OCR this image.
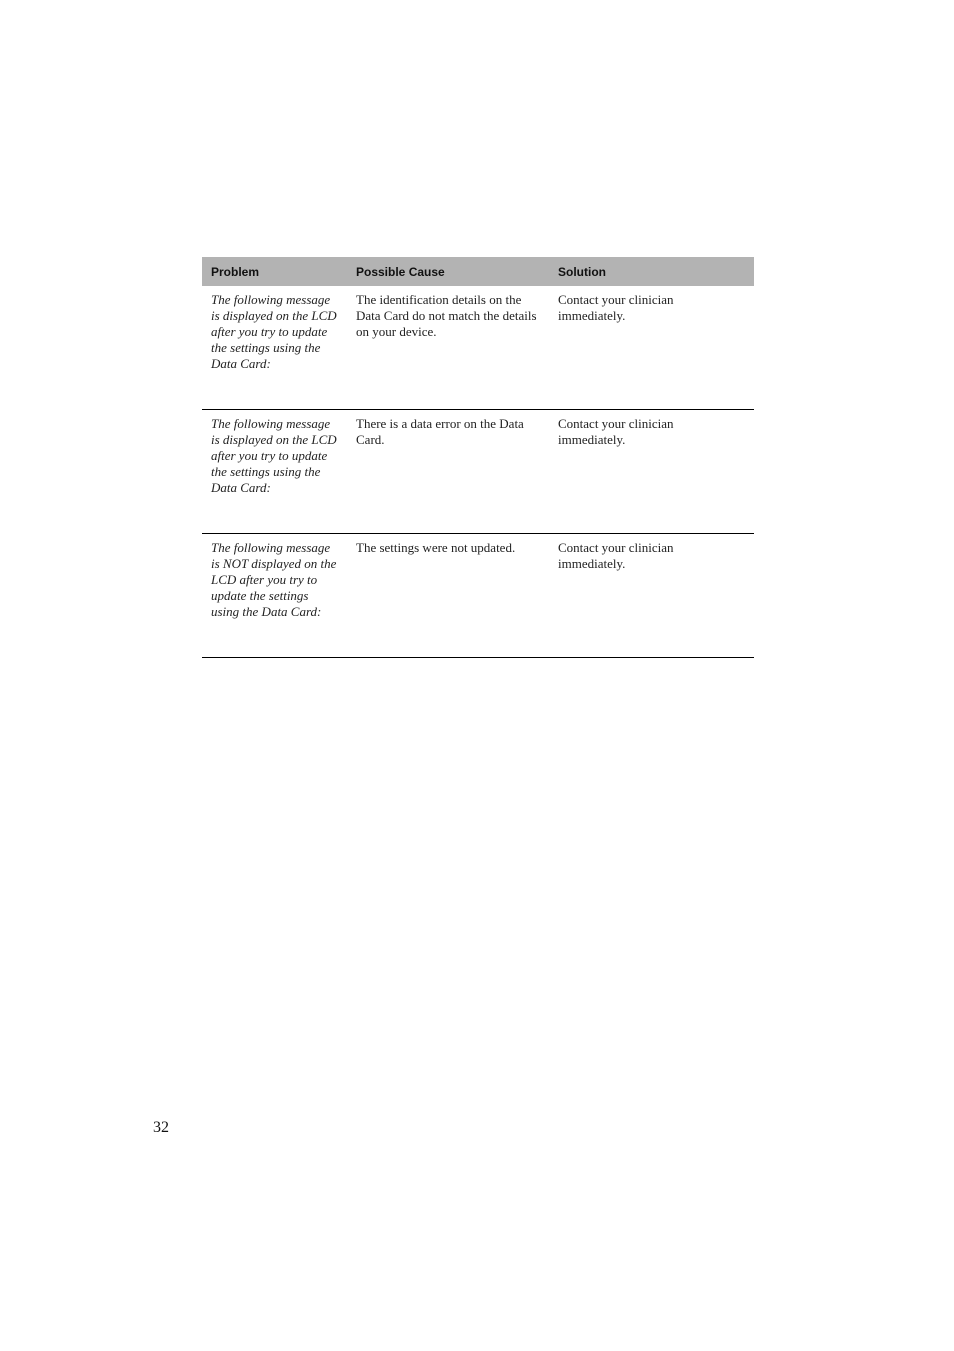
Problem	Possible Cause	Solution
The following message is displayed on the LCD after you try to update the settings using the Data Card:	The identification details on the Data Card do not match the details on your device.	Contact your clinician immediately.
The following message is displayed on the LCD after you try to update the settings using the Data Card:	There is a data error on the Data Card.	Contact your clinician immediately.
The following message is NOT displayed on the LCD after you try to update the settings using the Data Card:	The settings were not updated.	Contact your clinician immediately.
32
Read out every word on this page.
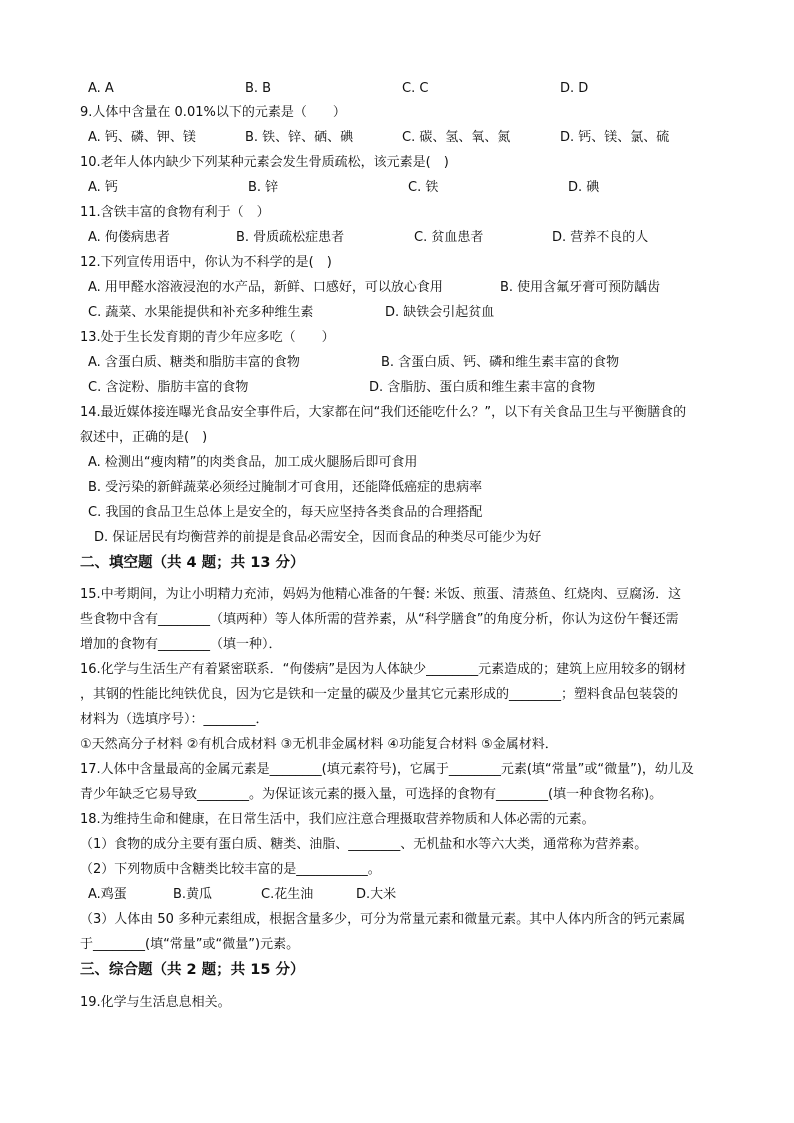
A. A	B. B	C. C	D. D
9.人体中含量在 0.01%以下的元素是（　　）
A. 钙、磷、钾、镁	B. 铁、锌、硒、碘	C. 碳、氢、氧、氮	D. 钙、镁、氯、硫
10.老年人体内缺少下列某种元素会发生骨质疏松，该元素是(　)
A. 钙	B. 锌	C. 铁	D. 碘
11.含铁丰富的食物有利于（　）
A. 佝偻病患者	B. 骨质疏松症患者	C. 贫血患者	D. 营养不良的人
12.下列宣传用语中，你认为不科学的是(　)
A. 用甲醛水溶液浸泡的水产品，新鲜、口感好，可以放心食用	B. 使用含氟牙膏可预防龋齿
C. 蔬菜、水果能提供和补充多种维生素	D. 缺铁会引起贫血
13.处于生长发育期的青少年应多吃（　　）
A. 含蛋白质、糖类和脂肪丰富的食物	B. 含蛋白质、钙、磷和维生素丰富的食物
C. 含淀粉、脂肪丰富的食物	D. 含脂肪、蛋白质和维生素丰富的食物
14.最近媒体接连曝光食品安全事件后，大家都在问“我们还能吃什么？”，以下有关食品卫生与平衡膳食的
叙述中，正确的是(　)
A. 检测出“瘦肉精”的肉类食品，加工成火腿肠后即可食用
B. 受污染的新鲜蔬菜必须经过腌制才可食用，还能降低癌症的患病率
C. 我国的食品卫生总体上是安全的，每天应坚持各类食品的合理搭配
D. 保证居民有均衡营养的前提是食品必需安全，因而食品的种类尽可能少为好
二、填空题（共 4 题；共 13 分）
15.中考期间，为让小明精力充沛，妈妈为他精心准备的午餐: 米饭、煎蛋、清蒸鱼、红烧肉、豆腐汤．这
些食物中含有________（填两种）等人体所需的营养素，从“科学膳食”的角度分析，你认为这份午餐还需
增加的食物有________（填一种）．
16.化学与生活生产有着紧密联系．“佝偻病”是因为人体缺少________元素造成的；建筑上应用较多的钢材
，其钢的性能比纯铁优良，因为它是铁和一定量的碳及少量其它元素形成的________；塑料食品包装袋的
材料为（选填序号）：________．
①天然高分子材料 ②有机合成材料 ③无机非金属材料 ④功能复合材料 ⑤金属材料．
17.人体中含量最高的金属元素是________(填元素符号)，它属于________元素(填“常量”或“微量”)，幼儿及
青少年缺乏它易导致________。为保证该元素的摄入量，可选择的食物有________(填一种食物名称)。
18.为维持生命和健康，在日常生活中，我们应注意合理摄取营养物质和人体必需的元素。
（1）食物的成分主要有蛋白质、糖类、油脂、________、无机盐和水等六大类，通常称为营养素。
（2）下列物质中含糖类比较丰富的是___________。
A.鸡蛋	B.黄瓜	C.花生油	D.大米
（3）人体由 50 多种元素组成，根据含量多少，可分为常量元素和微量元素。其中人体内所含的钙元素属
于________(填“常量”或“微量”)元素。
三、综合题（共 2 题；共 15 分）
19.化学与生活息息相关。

What is expected – Repeat the material above verbatim. Leave the pictures behind.

Full response –
OCR this image.
Problem	Possible Cause	Solution
The following message is displayed on the LCD after you try to update the settings using the Data Card:	The identification details on the Data Card do not match the details on your device.	Contact your clinician immediately.
The following message is displayed on the LCD after you try to update the settings using the Data Card:	There is a data error on the Data Card.	Contact your clinician immediately.
The following message is NOT displayed on the LCD after you try to update the settings using the Data Card:	The settings were not updated.	Contact your clinician immediately.
32
Read out every word on this page.
A. A	B. B	C. C	D. D
9.人体中含量在 0.01%以下的元素是（　　）
A. 钙、磷、钾、镁	B. 铁、锌、硒、碘	C. 碳、氢、氧、氮	D. 钙、镁、氯、硫
10.老年人体内缺少下列某种元素会发生骨质疏松，该元素是(　)
A. 钙	B. 锌	C. 铁	D. 碘
11.含铁丰富的食物有利于（　）
A. 佝偻病患者	B. 骨质疏松症患者	C. 贫血患者	D. 营养不良的人
12.下列宣传用语中，你认为不科学的是(　)
A. 用甲醛水溶液浸泡的水产品，新鲜、口感好，可以放心食用	B. 使用含氟牙膏可预防龋齿
C. 蔬菜、水果能提供和补充多种维生素	D. 缺铁会引起贫血
13.处于生长发育期的青少年应多吃（　　）
A. 含蛋白质、糖类和脂肪丰富的食物	B. 含蛋白质、钙、磷和维生素丰富的食物
C. 含淀粉、脂肪丰富的食物	D. 含脂肪、蛋白质和维生素丰富的食物
14.最近媒体接连曝光食品安全事件后，大家都在问“我们还能吃什么？”，以下有关食品卫生与平衡膳食的
叙述中，正确的是(　)
A. 检测出“瘦肉精”的肉类食品，加工成火腿肠后即可食用
B. 受污染的新鲜蔬菜必须经过腌制才可食用，还能降低癌症的患病率
C. 我国的食品卫生总体上是安全的，每天应坚持各类食品的合理搭配
D. 保证居民有均衡营养的前提是食品必需安全，因而食品的种类尽可能少为好
二、填空题（共 4 题；共 13 分）
15.中考期间，为让小明精力充沛，妈妈为他精心准备的午餐: 米饭、煎蛋、清蒸鱼、红烧肉、豆腐汤．这
些食物中含有________（填两种）等人体所需的营养素，从“科学膳食”的角度分析，你认为这份午餐还需
增加的食物有________（填一种）．
16.化学与生活生产有着紧密联系．“佝偻病”是因为人体缺少________元素造成的；建筑上应用较多的钢材
，其钢的性能比纯铁优良，因为它是铁和一定量的碳及少量其它元素形成的________；塑料食品包装袋的
材料为（选填序号）：________．
①天然高分子材料 ②有机合成材料 ③无机非金属材料 ④功能复合材料 ⑤金属材料．
17.人体中含量最高的金属元素是________(填元素符号)，它属于________元素(填“常量”或“微量”)，幼儿及
青少年缺乏它易导致________。为保证该元素的摄入量，可选择的食物有________(填一种食物名称)。
18.为维持生命和健康，在日常生活中，我们应注意合理摄取营养物质和人体必需的元素。
（1）食物的成分主要有蛋白质、糖类、油脂、________、无机盐和水等六大类，通常称为营养素。
（2）下列物质中含糖类比较丰富的是___________。
A.鸡蛋	B.黄瓜	C.花生油	D.大米
（3）人体由 50 多种元素组成，根据含量多少，可分为常量元素和微量元素。其中人体内所含的钙元素属
于________(填“常量”或“微量”)元素。
三、综合题（共 2 题；共 15 分）
19.化学与生活息息相关。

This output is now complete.